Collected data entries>

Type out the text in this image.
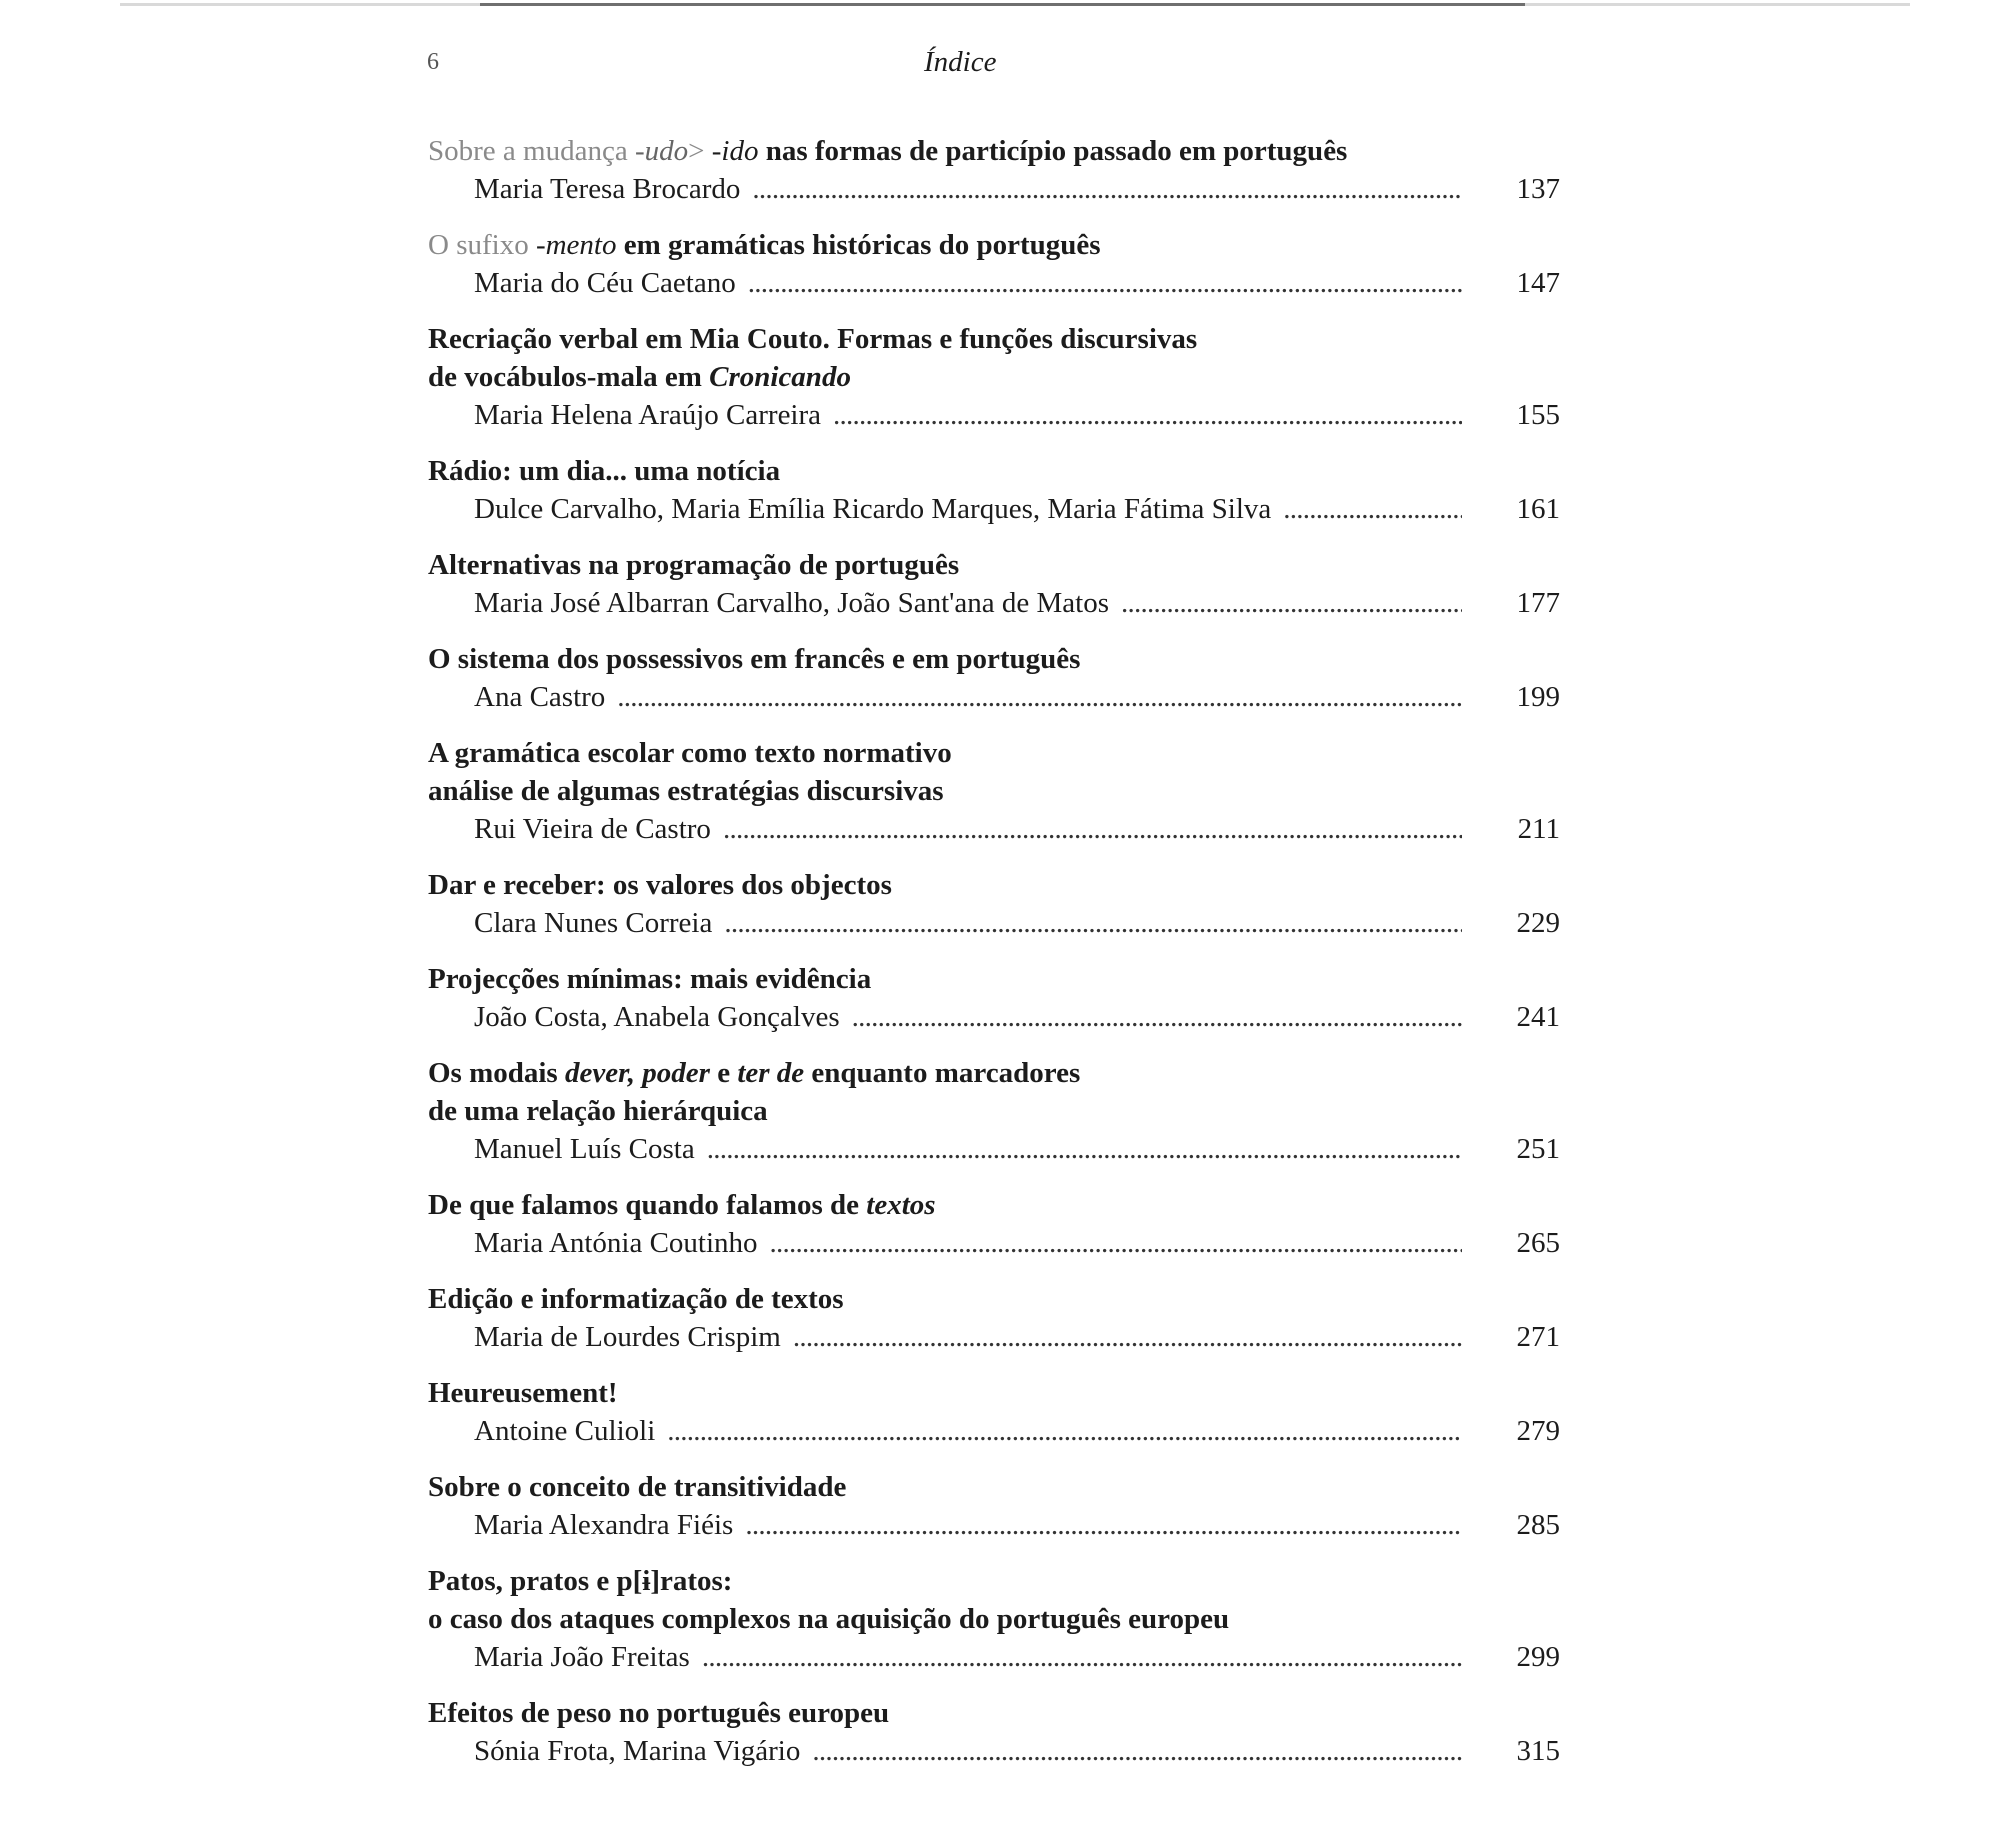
6	Índice
Sobre a mudança -udo> -ido nas formas de particípio passado em português
Maria Teresa Brocardo . . .	137
O sufixo -mento em gramáticas históricas do português
Maria do Céu Caetano . . .	147
Recriação verbal em Mia Couto. Formas e funções discursivas
de vocábulos-mala em Cronicando
Maria Helena Araújo Carreira . . .	155
Rádio: um dia... uma notícia
Dulce Carvalho, Maria Emília Ricardo Marques, Maria Fátima Silva . . .	161
Alternativas na programação de português
Maria José Albarran Carvalho, João Sant'ana de Matos . . .	177
O sistema dos possessivos em francês e em português
Ana Castro . . .	199
A gramática escolar como texto normativo
análise de algumas estratégias discursivas
Rui Vieira de Castro . . .	211
Dar e receber: os valores dos objectos
Clara Nunes Correia . . .	229
Projecções mínimas: mais evidência
João Costa, Anabela Gonçalves . . .	241
Os modais dever, poder e ter de enquanto marcadores
de uma relação hierárquica
Manuel Luís Costa . . .	251
De que falamos quando falamos de textos
Maria Antónia Coutinho . . .	265
Edição e informatização de textos
Maria de Lourdes Crispim . . .	271
Heureusement!
Antoine Culioli . . .	279
Sobre o conceito de transitividade
Maria Alexandra Fiéis . . .	285
Patos, pratos e p[ɨ]ratos:
o caso dos ataques complexos na aquisição do português europeu
Maria João Freitas . . .	299
Efeitos de peso no português europeu
Sónia Frota, Marina Vigário . . .	315
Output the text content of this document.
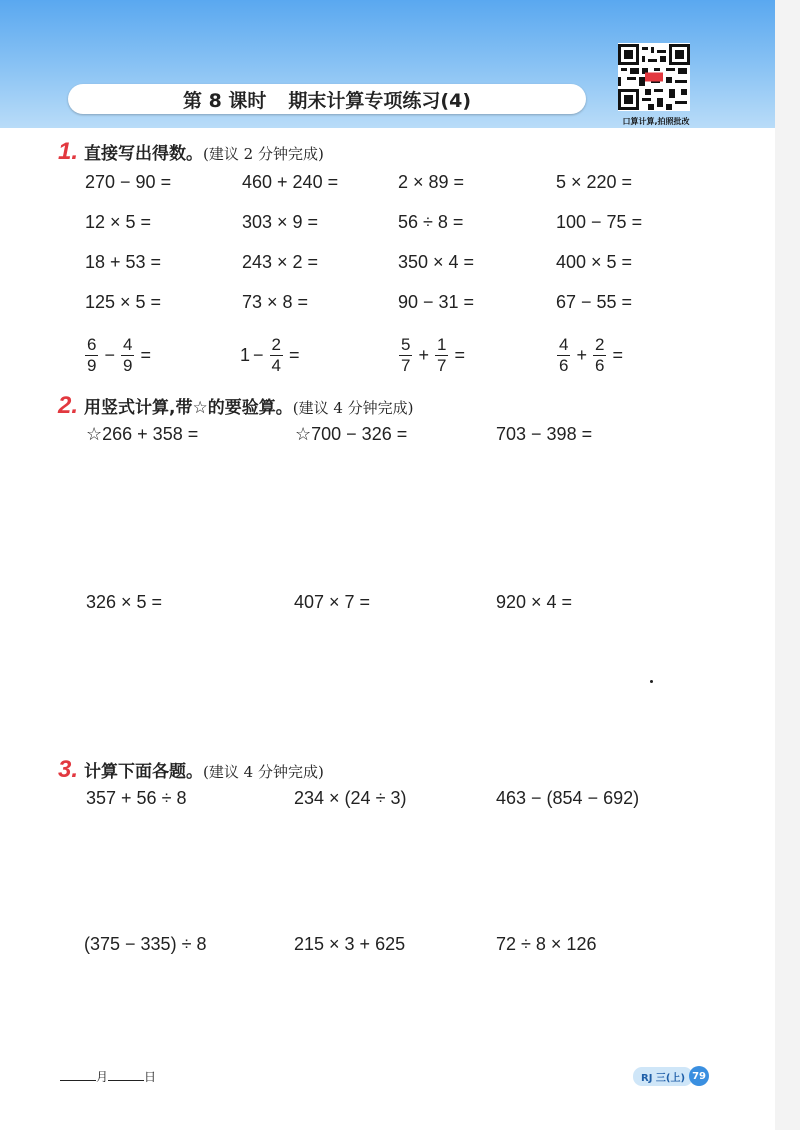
第 8 课时 期末计算专项练习(4)
口算计算,拍照批改
1. 直接写出得数。 (建议 2 分钟完成)
270 − 90 =	460 + 240 =	2 × 89 =	5 × 220 =
12 × 5 =	303 × 9 =	56 ÷ 8 =	100 − 75 =
18 + 53 =	243 × 2 =	350 × 4 =	400 × 5 =
125 × 5 =	73 × 8 =	90 − 31 =	67 − 55 =
$\frac{6}{9} - \frac{4}{9}$ =	$1 - \frac{2}{4}$ =	$\frac{5}{7} + \frac{1}{7}$ =	$\frac{4}{6} + \frac{2}{6}$ =
2. 用竖式计算,带☆的要验算。 (建议 4 分钟完成)
☆266 + 358 =	☆700 − 326 =	703 − 398 =
326 × 5 =	407 × 7 =	920 × 4 =
3. 计算下面各题。 (建议 4 分钟完成)
357 + 56 ÷ 8	234 × (24 ÷ 3)	463 − (854 − 692)
(375 − 335) ÷ 8	215 × 3 + 625	72 ÷ 8 × 126
月	日	RJ 三(上) 79
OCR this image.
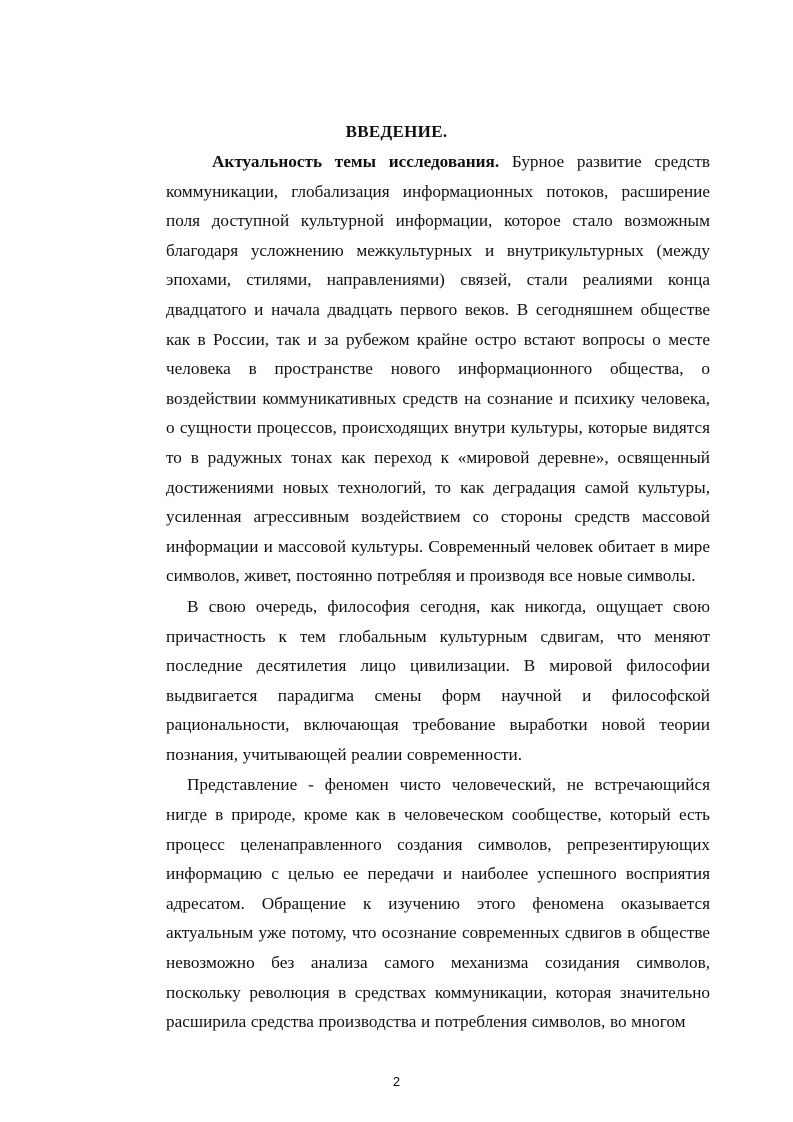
ВВЕДЕНИЕ.

Актуальность темы исследования. Бурное развитие средств коммуникации, глобализация информационных потоков, расширение поля доступной культурной информации, которое стало возможным благодаря усложнению межкультурных и внутрикультурных (между эпохами, стилями, направлениями) связей, стали реалиями конца двадцатого и начала двадцать первого веков. В сегодняшнем обществе как в России, так и за рубежом крайне остро встают вопросы о месте человека в пространстве нового информационного общества, о воздействии коммуникативных средств на сознание и психику человека, о сущности процессов, происходящих внутри культуры, которые видятся то в радужных тонах как переход к «мировой деревне», освященный достижениями новых технологий, то как деградация самой культуры, усиленная агрессивным воздействием со стороны средств массовой информации и массовой культуры. Современный человек обитает в мире символов, живет, постоянно потребляя и производя все новые символы.

В свою очередь, философия сегодня, как никогда, ощущает свою причастность к тем глобальным культурным сдвигам, что меняют последние десятилетия лицо цивилизации. В мировой философии выдвигается парадигма смены форм научной и философской рациональности, включающая требование выработки новой теории познания, учитывающей реалии современности.

Представление - феномен чисто человеческий, не встречающийся нигде в природе, кроме как в человеческом сообществе, который есть процесс целенаправленного создания символов, репрезентирующих информацию с целью ее передачи и наиболее успешного восприятия адресатом. Обращение к изучению этого феномена оказывается актуальным уже потому, что осознание современных сдвигов в обществе невозможно без анализа самого механизма созидания символов, поскольку революция в средствах коммуникации, которая значительно расширила средства производства и потребления символов, во многом

2
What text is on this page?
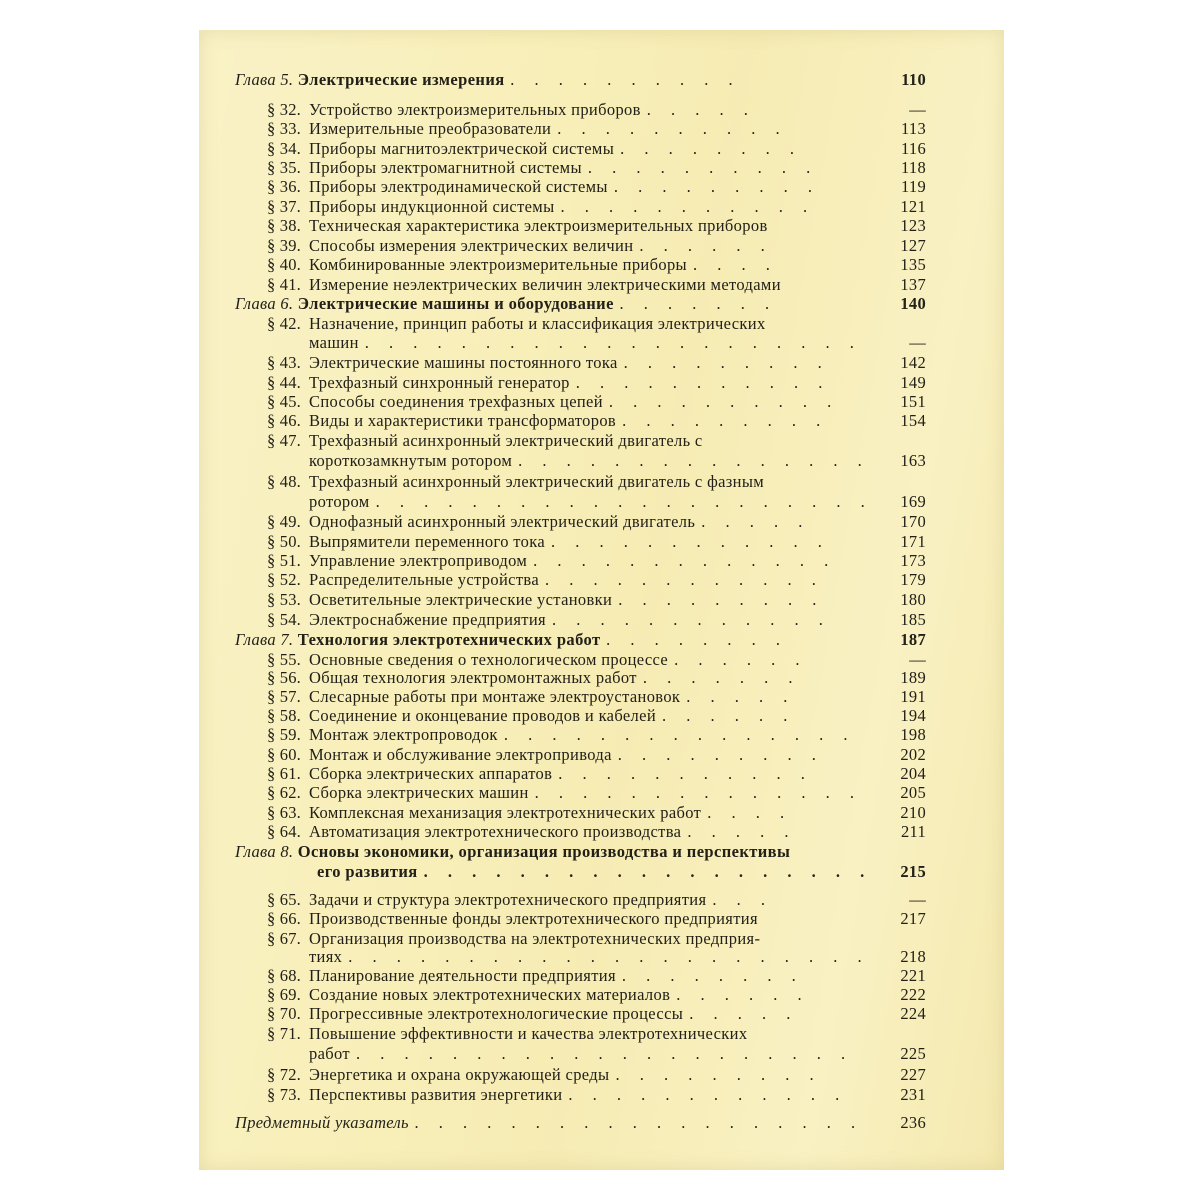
Глава 5. Электрические измерения . . . . . . . . . .	110
§ 32. Устройство электроизмерительных приборов . . . . .	—
§ 33. Измерительные преобразователи . . . . . . . . . .	113
§ 34. Приборы магнитоэлектрической системы . . . . . . . .	116
§ 35. Приборы электромагнитной системы . . . . . . . . . .	118
§ 36. Приборы электродинамической системы . . . . . . . . .	119
§ 37. Приборы индукционной системы . . . . . . . . . . .	121
§ 38. Техническая характеристика электроизмерительных приборов	123
§ 39. Способы измерения электрических величин . . . . . .	127
§ 40. Комбинированные электроизмерительные приборы . . . .	135
§ 41. Измерение неэлектрических величин электрическими методами	137
Глава 6. Электрические машины и оборудование . . . . . . .	140
§ 42. Назначение, принцип работы и классификация электрических
машин . . . . . . . . . . . . . . . . . . . . .	—
§ 43. Электрические машины постоянного тока . . . . . . . . .	142
§ 44. Трехфазный синхронный генератор . . . . . . . . . . .	149
§ 45. Способы соединения трехфазных цепей . . . . . . . . . .	151
§ 46. Виды и характеристики трансформаторов . . . . . . . . .	154
§ 47. Трехфазный асинхронный электрический двигатель с
короткозамкнутым ротором . . . . . . . . . . . . . . .	163
§ 48. Трехфазный асинхронный электрический двигатель с фазным
ротором . . . . . . . . . . . . . . . . . . . . .	169
§ 49. Однофазный асинхронный электрический двигатель . . . . .	170
§ 50. Выпрямители переменного тока . . . . . . . . . . . .	171
§ 51. Управление электроприводом . . . . . . . . . . . . .	173
§ 52. Распределительные устройства . . . . . . . . . . . .	179
§ 53. Осветительные электрические установки . . . . . . . . .	180
§ 54. Электроснабжение предприятия . . . . . . . . . . . .	185
Глава 7. Технология электротехнических работ . . . . . . . .	187
§ 55. Основные сведения о технологическом процессе . . . . . .	—
§ 56. Общая технология электромонтажных работ . . . . . . .	189
§ 57. Слесарные работы при монтаже электроустановок . . . . .	191
§ 58. Соединение и оконцевание проводов и кабелей . . . . . .	194
§ 59. Монтаж электропроводок . . . . . . . . . . . . . . .	198
§ 60. Монтаж и обслуживание электропривода . . . . . . . . .	202
§ 61. Сборка электрических аппаратов . . . . . . . . . . .	204
§ 62. Сборка электрических машин . . . . . . . . . . . . . .	205
§ 63. Комплексная механизация электротехнических работ . . . .	210
§ 64. Автоматизация электротехнического производства . . . . .	211
Глава 8. Основы экономики, организация производства и перспективы
его развития . . . . . . . . . . . . . . . . . . .	215
§ 65. Задачи и структура электротехнического предприятия . . .	—
§ 66. Производственные фонды электротехнического предприятия	217
§ 67. Организация производства на электротехнических предприя-
тиях . . . . . . . . . . . . . . . . . . . . . .	218
§ 68. Планирование деятельности предприятия . . . . . . . .	221
§ 69. Создание новых электротехнических материалов . . . . . .	222
§ 70. Прогрессивные электротехнологические процессы . . . . .	224
§ 71. Повышение эффективности и качества электротехнических
работ . . . . . . . . . . . . . . . . . . . . .	225
§ 72. Энергетика и охрана окружающей среды . . . . . . . . .	227
§ 73. Перспективы развития энергетики . . . . . . . . . . . .	231
Предметный указатель . . . . . . . . . . . . . . . . . . .	236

What this task involves> Copy out each line of the material that holds the word "электрический".

Output below>
§ 47. Трехфазный асинхронный электрический двигатель с
§ 48. Трехфазный асинхронный электрический двигатель с фазным
§ 49. Однофазный асинхронный электрический двигатель . . . . .	170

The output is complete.